━━━━━ FRAGMENTO DEL TEXTO ━━━━━
Las causas del paro en el sector privado y público

En términos contables, el paro es el resultado de restar al volumen de puestos de trabajo que existen en un espacio y tiempo determinados, el volumen de personas que ya están ocupados en esos puestos de trabajo, es decir, aquellos que no trabajan pero que buscan un empleo. Ahora bien, el volumen de puestos de trabajo en una economía capitalista depende, directamente, del volumen de producción e inversamente de la producción por trabajador empleado (es decir, a mayor productividad menos necesidad de nuevos puestos de trabajo), lo cual depende, a su vez, del número de horas trabajadas, de la intensidad del ritmo del trabajo y del tipo de tecnologías utilizadas (Recio, 1997: 26).

Sea como fuere, lo cierto es que, si existe paro, es porque quienes pueden y, en todo caso, «deberían» crear empleo, no lo hacen, al menos en la medida que exige la demanda de empleo de un determinado territorio, por lo que como sólo los empresarios y el Estado son los únicos que pueden crear puestos de trabajo de asalariados [1], la principal responsabilidad de que exista paro es, en todo caso, de estos dos agentes sociales.
━━━━━
- [EJERCICIO 1]
Traduce al inglés, por favor, esta oración del texto sobre el paro: «Ahora bien, el volumen de puestos de trabajo en una economía capitalista depende, directamente, del volumen de producción e inversamente de la producción por trabajador empleado (es decir, a mayor productividad menos necesidad de nuevos puestos de trabajo), lo cual depende, a su vez, del número de horas trabajadas, de la intensidad del ritmo del trabajo y del tipo de tecnologías utilizadas (Recio, 1997: 26).»
- [EJERCICIO 2]
Reproduce sin cambios el pasaje del texto sobre el paro que empieza en las palabras "Sea como fuere, lo" y termina después de "dos agentes sociales.".
No hace falta consultar los datos.
━━━━━ DATOS MOSTRADOS ━━━━━
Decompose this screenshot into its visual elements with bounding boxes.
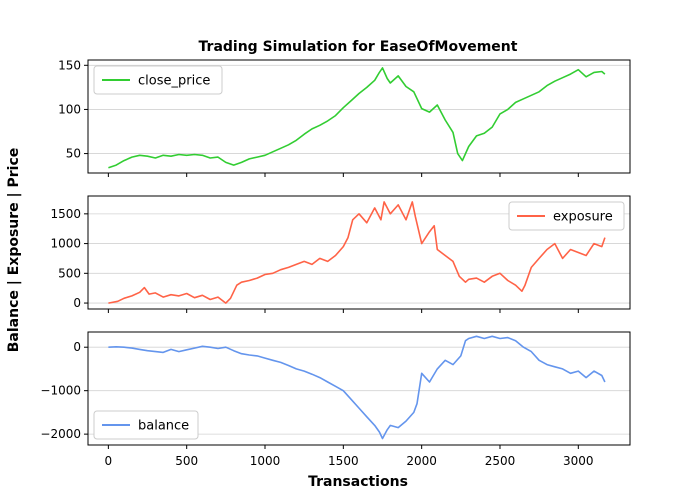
━━━━━
- [SOLUCIÓN 1]
However, the number of jobs in a capitalist economy depends directly on the volume of production and inversely on output per employed worker (that is, the higher the productivity, the less need for new jobs), which in turn depends on the number of hours worked, the intensity of the pace of work, and the type of technologies used (Recio, 1997: 26).

- [SOLUCIÓN 2]
Sea como fuere, lo cierto es que, si existe paro, es porque quienes pueden y, en todo caso, «deberían» crear empleo, no lo hacen, al menos en la medida que exige la demanda de empleo de un determinado territorio, por lo que como sólo los empresarios y el Estado son los únicos que pueden crear puestos de trabajo de asalariados [1], la principal responsabilidad de que exista paro es, en todo caso, de estos dos agentes sociales.